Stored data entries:
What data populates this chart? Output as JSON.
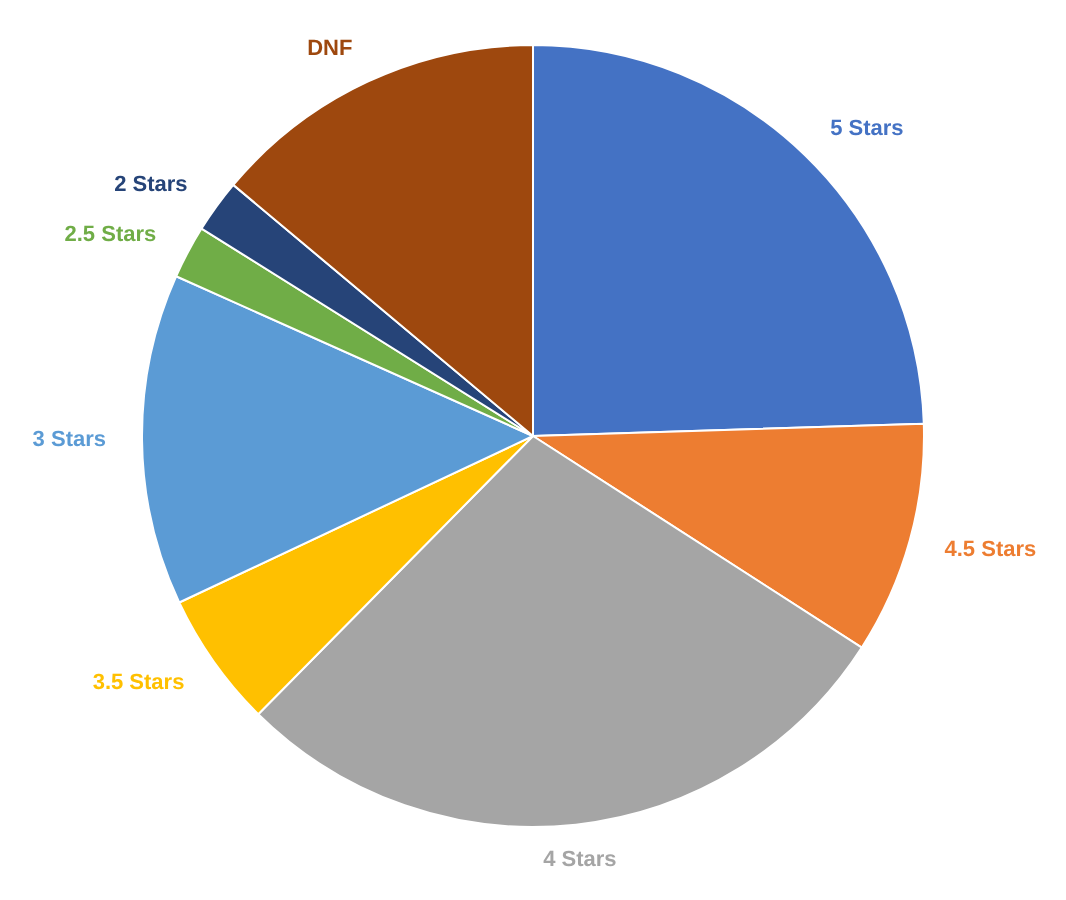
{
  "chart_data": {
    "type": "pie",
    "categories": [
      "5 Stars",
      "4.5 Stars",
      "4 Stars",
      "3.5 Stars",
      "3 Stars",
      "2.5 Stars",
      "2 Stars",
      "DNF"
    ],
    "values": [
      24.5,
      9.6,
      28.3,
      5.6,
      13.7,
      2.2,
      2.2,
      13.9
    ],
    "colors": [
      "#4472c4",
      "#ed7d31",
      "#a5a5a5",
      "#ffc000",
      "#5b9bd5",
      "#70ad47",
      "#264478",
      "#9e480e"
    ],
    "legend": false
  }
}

* WHAT IS ASKED *
Of the lines in the data, how many contain the word "Stars"? Provide the number and nothing further.

* SOLUTION BELOW *
7